■ Task instructions ■
Copy out every item below word for word, leaving out the pictures.
----------------
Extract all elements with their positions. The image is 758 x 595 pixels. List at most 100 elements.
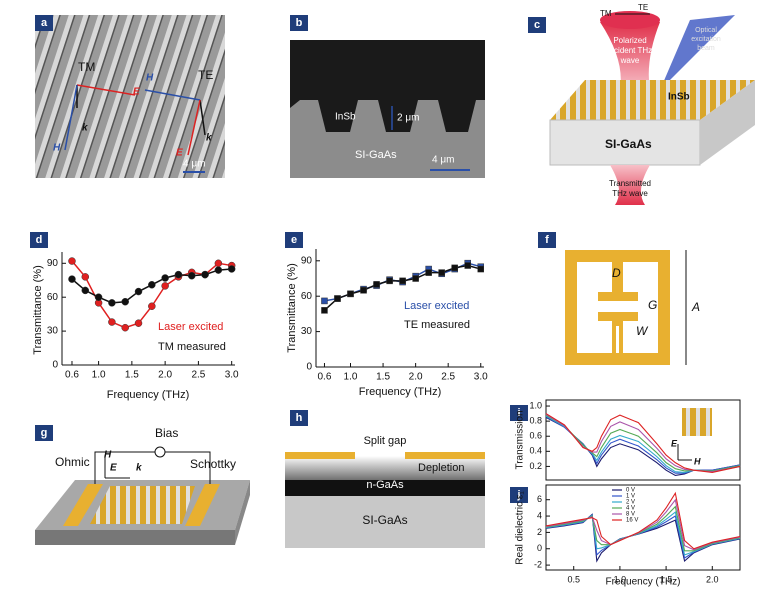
n-gaas [285, 480, 485, 496]
y-tick-label: 6 [537, 494, 542, 504]
panel-label: a [41, 17, 48, 29]
label: Schottky [190, 457, 236, 471]
badge [510, 487, 528, 503]
y-tick-label: 90 [47, 258, 59, 269]
y-tick-label: 90 [301, 255, 313, 266]
data-point [108, 318, 116, 326]
data-point [188, 271, 196, 280]
y-tick-label: 0 [52, 360, 58, 371]
ohmic-pad [63, 484, 103, 526]
thz-beam [600, 11, 660, 29]
x-tick-label: 1.5 [376, 372, 390, 383]
metal [405, 452, 485, 459]
label: D [612, 266, 621, 280]
data-point [412, 275, 419, 282]
data-point [134, 319, 143, 327]
x-tick-label: 1.5 [125, 370, 139, 381]
x-axis-label: Frequency (THz) [107, 389, 190, 401]
y-axis-label: Transmittance (%) [286, 263, 298, 352]
data-point [214, 266, 223, 274]
data-point [334, 295, 341, 302]
y-tick-label: 0.8 [529, 416, 542, 426]
label: Bias [155, 426, 178, 440]
y-tick-label: 1.0 [529, 400, 542, 410]
label: incident THz [608, 46, 652, 55]
label: 2 μm [397, 113, 419, 124]
data-point [321, 297, 328, 305]
label: H [53, 143, 61, 154]
y-tick-label: -2 [534, 559, 542, 569]
data-point [121, 323, 129, 332]
label: k [136, 463, 142, 474]
data-point [94, 293, 103, 301]
panel-label: e [291, 234, 297, 246]
y-axis-label: Real dielectric ε₁ [515, 491, 526, 565]
data-point [425, 269, 432, 276]
data-point [386, 277, 393, 285]
label: THz wave [612, 189, 648, 198]
badges: d e i j E H [30, 232, 712, 503]
y-tick-label: 0 [537, 543, 542, 553]
y-tick-label: 30 [47, 326, 59, 337]
legend-label: 2 V [626, 500, 635, 506]
plot-frame [545, 399, 741, 481]
label: E [110, 463, 117, 474]
panel-label: g [41, 427, 48, 439]
x-axis-label: Frequency (THz) [605, 577, 680, 588]
legend-label: TE measured [404, 319, 470, 331]
label: TE [638, 3, 648, 12]
data-point [68, 275, 76, 283]
x-tick-label: 1.0 [344, 372, 358, 383]
data-point [148, 281, 156, 289]
data-point [81, 286, 90, 295]
panel-label: f [545, 234, 549, 246]
series-line [545, 491, 741, 550]
data-point [174, 270, 183, 279]
thz-beam [610, 165, 650, 205]
data-point [227, 265, 236, 273]
x-tick-label: 2.5 [441, 372, 455, 383]
series-line [545, 413, 741, 474]
label: n-GaAs [366, 479, 404, 491]
panel-h: h Split gap Depletion n-GaAs SI-GaAs [285, 410, 485, 548]
badge [35, 15, 53, 31]
x-tick-label: 3.0 [474, 372, 488, 383]
y-tick-label: 4 [537, 510, 542, 520]
badge [290, 15, 308, 31]
data-point [373, 281, 380, 288]
label: Depletion [418, 462, 464, 474]
source [154, 446, 166, 458]
label: W [636, 324, 649, 338]
metamaterial [90, 486, 195, 524]
x-tick-label: 0.6 [318, 372, 332, 383]
data-point [68, 257, 76, 265]
legend-label: 8 V [626, 512, 635, 518]
thz-beam [600, 22, 660, 90]
data-point [121, 297, 129, 306]
x-tick-label: 2.5 [191, 370, 205, 381]
panel-label: i [517, 407, 520, 419]
label: SI-GaAs [362, 513, 407, 527]
arrow [144, 89, 201, 101]
label: excitation [691, 36, 721, 43]
x-tick-label: 1.0 [614, 574, 627, 584]
data-point [161, 282, 169, 290]
data-point [399, 277, 406, 285]
badge [35, 425, 53, 441]
substrate-side [35, 530, 235, 545]
optical-beam [660, 15, 735, 90]
label: TE [198, 68, 213, 82]
y-axis-label: Transmittance (%) [32, 265, 44, 354]
panel-c: c TM TE Polarized incident THz wave Opti… [528, 3, 755, 205]
y-tick-label: 30 [301, 326, 313, 337]
label: G [648, 298, 657, 312]
y-tick-label: 0 [306, 362, 312, 373]
legend-label: 1 V [626, 494, 635, 500]
label: Ohmic [55, 455, 90, 469]
legend-label: 16 V [626, 518, 638, 524]
gap [612, 301, 623, 312]
plot-frame [545, 484, 741, 571]
sample [290, 100, 485, 178]
arrow [64, 84, 78, 151]
data-point [214, 259, 223, 268]
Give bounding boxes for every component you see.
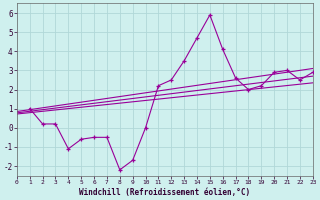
X-axis label: Windchill (Refroidissement éolien,°C): Windchill (Refroidissement éolien,°C)	[79, 188, 250, 197]
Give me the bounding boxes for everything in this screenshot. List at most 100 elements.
----------------
■ Answer to this exercise ■
Extract all elements with their positions. The image is 758 x 595 pixels. List at most 100 elements.
n-gaas [285, 480, 485, 496]
y-tick-label: 6 [537, 494, 542, 504]
panel-label: a [41, 17, 48, 29]
label: Schottky [190, 457, 236, 471]
badge [510, 487, 528, 503]
y-tick-label: 90 [47, 258, 59, 269]
y-tick-label: 90 [301, 255, 313, 266]
data-point [108, 318, 116, 326]
data-point [188, 271, 196, 280]
y-tick-label: 0 [52, 360, 58, 371]
ohmic-pad [63, 484, 103, 526]
thz-beam [600, 11, 660, 29]
x-tick-label: 1.5 [376, 372, 390, 383]
metal [405, 452, 485, 459]
label: D [612, 266, 621, 280]
data-point [412, 275, 419, 282]
data-point [134, 319, 143, 327]
x-tick-label: 1.5 [125, 370, 139, 381]
x-axis-label: Frequency (THz) [107, 389, 190, 401]
y-axis-label: Transmittance (%) [286, 263, 298, 352]
data-point [214, 266, 223, 274]
data-point [334, 295, 341, 302]
y-tick-label: 0.8 [529, 416, 542, 426]
label: Bias [155, 426, 178, 440]
y-tick-label: 1.0 [529, 400, 542, 410]
label: incident THz [608, 46, 652, 55]
label: 2 μm [397, 113, 419, 124]
data-point [321, 297, 328, 305]
label: H [53, 143, 61, 154]
y-tick-label: -2 [534, 559, 542, 569]
data-point [121, 323, 129, 332]
label: k [136, 463, 142, 474]
data-point [94, 293, 103, 301]
panel-label: e [291, 234, 297, 246]
y-axis-label: Real dielectric ε₁ [515, 491, 526, 565]
data-point [425, 269, 432, 276]
data-point [386, 277, 393, 285]
label: THz wave [612, 189, 648, 198]
badges: d e i j E H [30, 232, 712, 503]
y-tick-label: 0 [537, 543, 542, 553]
y-tick-label: 30 [47, 326, 59, 337]
legend-label: 2 V [626, 500, 635, 506]
plot-frame [545, 399, 741, 481]
label: E [110, 463, 117, 474]
panel-label: g [41, 427, 48, 439]
x-axis-label: Frequency (THz) [605, 577, 680, 588]
legend-label: TE measured [404, 319, 470, 331]
label: TE [638, 3, 648, 12]
data-point [68, 275, 76, 283]
x-tick-label: 1.0 [344, 372, 358, 383]
data-point [148, 281, 156, 289]
data-point [81, 286, 90, 295]
panel-label: f [545, 234, 549, 246]
series-line [545, 491, 741, 550]
data-point [174, 270, 183, 279]
thz-beam [610, 165, 650, 205]
data-point [227, 265, 236, 273]
x-tick-label: 2.5 [441, 372, 455, 383]
series-line [545, 413, 741, 474]
label: n-GaAs [366, 479, 404, 491]
panel-h: h Split gap Depletion n-GaAs SI-GaAs [285, 410, 485, 548]
badge [35, 15, 53, 31]
x-tick-label: 3.0 [474, 372, 488, 383]
y-tick-label: 4 [537, 510, 542, 520]
badge [290, 15, 308, 31]
data-point [373, 281, 380, 288]
label: Depletion [418, 462, 464, 474]
source [154, 446, 166, 458]
label: W [636, 324, 649, 338]
metamaterial [90, 486, 195, 524]
x-tick-label: 0.6 [318, 372, 332, 383]
data-point [68, 257, 76, 265]
legend-label: 8 V [626, 512, 635, 518]
thz-beam [600, 22, 660, 90]
data-point [121, 297, 129, 306]
x-tick-label: 2.5 [191, 370, 205, 381]
panel-label: i [517, 407, 520, 419]
label: SI-GaAs [362, 513, 407, 527]
arrow [144, 89, 201, 101]
label: excitation [691, 36, 721, 43]
x-tick-label: 1.0 [614, 574, 627, 584]
data-point [161, 282, 169, 290]
data-point [399, 277, 406, 285]
badge [35, 425, 53, 441]
substrate-side [35, 530, 235, 545]
optical-beam [660, 15, 735, 90]
label: TE [198, 68, 213, 82]
y-axis-label: Transmittance (%) [32, 265, 44, 354]
panel-c: c TM TE Polarized incident THz wave Opti… [528, 3, 755, 205]
y-tick-label: 30 [301, 326, 313, 337]
label: G [648, 298, 657, 312]
y-tick-label: 0 [306, 362, 312, 373]
legend-label: 1 V [626, 494, 635, 500]
label: Ohmic [55, 455, 90, 469]
legend-label: 16 V [626, 518, 638, 524]
gap [612, 301, 623, 312]
plot-frame [545, 484, 741, 571]
sample [290, 100, 485, 178]
arrow [64, 84, 78, 151]
data-point [214, 259, 223, 268]
Give bounding boxes for every component you see.
X-axis label: Windchill (Refroidissement éolien,°C): Windchill (Refroidissement éolien,°C)	[79, 188, 250, 197]
Give me the bounding boxes for everything in this screenshot. List at most 100 elements.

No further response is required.